### EXTRACT PROVIDED:

Reynolds, Smith, and Liu gave the reasons for removing the satellite data from ERSST.v3 data as, “In the ERSST version 3 on this web page WE HAVE REMOVED SATELLITE DATA from ERSST and the merged product. The addition of satellite data caused problems for many of our users. Although, the satellite data were corrected with respect to the in situ data as described in reprint, there was a residual cold bias that remained as shown in Figure 4 there. The bias was strongest in the middle and high latitude Southern Hemisphere where in situ data are sparse. THE RESIDAL BIAS LED TO A MODEST DECREASE IN THE GLOBAL WARMING TREND AND MODIFIED GLOBAL ANNUAL TEMPERATURE RANKINGS.” [Emphasis added.]

The link for that quote is here:
http://www.ncdc.noaa.gov/oa/climate/research/sst/papers/merged-product-v3.pdf

So, how much did the removal of the satellite data change the appearance of the Southern Ocean data? Figure 1 is a comparison of the ERSST.v3 and ERSST.v3b versions of the Southern Ocean SST anomalies from January 1970 to April 2008, smoothed with a 12-month running-average filter. It clearly shows the change to the annual temperature rankings of the Southern Ocean.

Dataset records:

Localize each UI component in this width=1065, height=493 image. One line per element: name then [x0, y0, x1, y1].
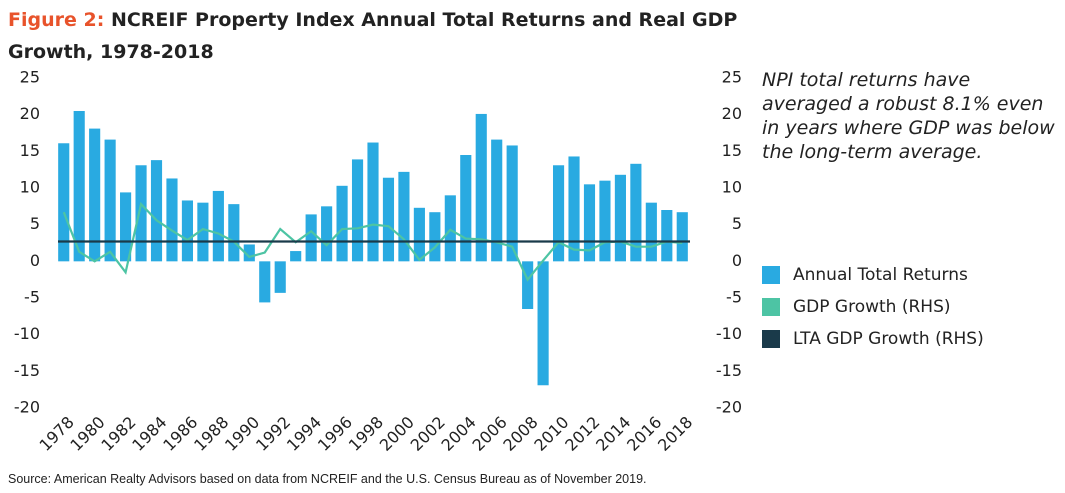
- bar: [568, 156, 580, 262]
- bar: [243, 244, 255, 262]
- bar: [444, 195, 456, 262]
- y2-tick-label: 15: [722, 141, 742, 160]
- bar: [135, 165, 147, 262]
- x-tick-label: 2008: [499, 413, 541, 455]
- bar: [506, 145, 518, 262]
- x-tick-label: 2002: [407, 413, 449, 455]
- bar: [583, 184, 596, 262]
- bar: [89, 128, 101, 262]
- y2-tick-label: -5: [726, 288, 742, 307]
- bar: [166, 178, 178, 262]
- y-tick-label: -5: [24, 288, 40, 307]
- x-tick-label: 2018: [654, 413, 696, 455]
- y2-tick-label: 0: [732, 251, 742, 270]
- gdp-line: [62, 201, 683, 282]
- bar: [104, 139, 116, 262]
- x-tick-label: 1986: [159, 413, 201, 455]
- bar: [197, 202, 209, 262]
- legend-swatch: [762, 298, 780, 316]
- bar: [181, 200, 194, 262]
- bar: [228, 204, 240, 262]
- bar: [661, 210, 673, 262]
- bar: [336, 185, 348, 262]
- bar: [58, 143, 70, 262]
- y2-tick-label: -20: [716, 398, 742, 417]
- bar: [382, 177, 395, 262]
- x-tick-label: 2006: [468, 413, 510, 455]
- legend-swatch: [762, 266, 780, 284]
- source: Source: American Realty Advisors based o…: [8, 472, 647, 486]
- x-tick-label: 1990: [221, 413, 263, 455]
- bar: [429, 212, 441, 262]
- y-tick-label: 15: [20, 141, 40, 160]
- y-tick-label: -20: [14, 398, 40, 417]
- y-tick-label: -15: [14, 361, 40, 380]
- bar: [645, 202, 657, 262]
- legend-label: GDP Growth (RHS): [793, 297, 951, 317]
- y-tick-label: 10: [20, 178, 40, 197]
- bar: [150, 160, 163, 262]
- chart-title: Figure 2: NCREIF Property Index Annual T…: [8, 4, 748, 68]
- x-tick-label: 1982: [97, 413, 139, 455]
- x-tick-label: 2016: [623, 413, 665, 455]
- bar: [290, 251, 302, 262]
- y-tick-label: 25: [20, 68, 40, 87]
- bar: [413, 207, 425, 262]
- y-tick-label: 0: [30, 251, 40, 270]
- x-tick-label: 1994: [283, 413, 325, 455]
- y2-tick-label: -10: [716, 324, 742, 343]
- bar: [614, 174, 626, 262]
- bar: [274, 261, 286, 293]
- chart: -20 -15 -10 -5 0 5 10 15 20 25 -20 -15 -10 -5 0 5 10 15 20…: [14, 68, 984, 455]
- annotation: NPI total returns have averaged a robust…: [762, 69, 1055, 163]
- x-tick-label: 2004: [438, 413, 480, 455]
- bar: [599, 180, 611, 262]
- bar: [73, 111, 85, 262]
- bar: [552, 165, 565, 262]
- y2-tick-label: 25: [722, 68, 742, 87]
- legend-label: LTA GDP Growth (RHS): [793, 329, 984, 349]
- x-tick-label: 1992: [252, 413, 294, 455]
- x-tick-label: 1978: [36, 413, 78, 455]
- bar: [460, 155, 472, 262]
- y2-tick-label: 5: [732, 214, 742, 233]
- bar: [475, 113, 487, 262]
- bar: [120, 192, 132, 262]
- bar: [305, 214, 317, 262]
- bar: [259, 261, 271, 303]
- x-tick-label: 2014: [592, 413, 634, 455]
- bar: [630, 163, 642, 262]
- bar: [212, 190, 224, 262]
- x-tick-label: 1998: [345, 413, 387, 455]
- y2-tick-label: -15: [716, 361, 742, 380]
- bar: [351, 159, 364, 262]
- bar: [398, 171, 410, 262]
- y-tick-label: -10: [14, 324, 40, 343]
- x-tick-label: 1996: [314, 413, 356, 455]
- y-tick-label: 20: [20, 104, 40, 123]
- y2-tick-label: 20: [722, 104, 742, 123]
- x-tick-label: 1984: [128, 413, 170, 455]
- y2-tick-label: 10: [722, 178, 742, 197]
- bar: [491, 139, 503, 262]
- bar: [321, 206, 333, 262]
- x-tick-label: 1980: [66, 413, 108, 455]
- y-tick-label: 5: [30, 214, 40, 233]
- bar: [676, 212, 688, 262]
- title-text: NCREIF Property Index Annual Total Retur…: [8, 9, 738, 63]
- bar: [537, 261, 549, 386]
- legend-label: Annual Total Returns: [793, 265, 968, 285]
- x-tick-label: 2012: [561, 413, 603, 455]
- figure-label: Figure 2:: [8, 9, 105, 31]
- bar: [367, 142, 379, 262]
- bar: [522, 261, 534, 309]
- legend-swatch: [762, 330, 780, 348]
- x-tick-label: 1988: [190, 413, 232, 455]
- x-tick-label: 2010: [530, 413, 572, 455]
- x-tick-label: 2000: [376, 413, 418, 455]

### TASK LIST:
• a. Copy the ERSST passage from "The link for" to "the Southern Ocean.", renaming "Southern Ocean" as "Antarctic Ocean" wherever it occurs.
• b. Condense the paragraph of the ERSST passage that opens "So, how much did the removal" into a short bulleted list that keeps its main facts.

### CORRECT ANSWERS:
• a.
The link for that quote is here:
http://www.ncdc.noaa.gov/oa/climate/research/sst/papers/merged-product-v3.pdf

So, how much did the removal of the satellite data change the appearance of the Antarctic Ocean data? Figure 1 is a comparison of the ERSST.v3 and ERSST.v3b versions of the Antarctic Ocean SST anomalies from January 1970 to April 2008, smoothed with a 12-month running-average filter. It clearly shows the change to the annual temperature rankings of the Antarctic Ocean.

• b.
- Question: how much did removing the satellite data change the appearance of the Southern Ocean data?
- Figure 1 compares the ERSST.v3 and ERSST.v3b versions of Southern Ocean SST anomalies.
- Period: January 1970 to April 2008.
- Smoothing: 12-month running-average filter.
- Result: the figure shows the change to the annual temperature rankings of the Southern Ocean.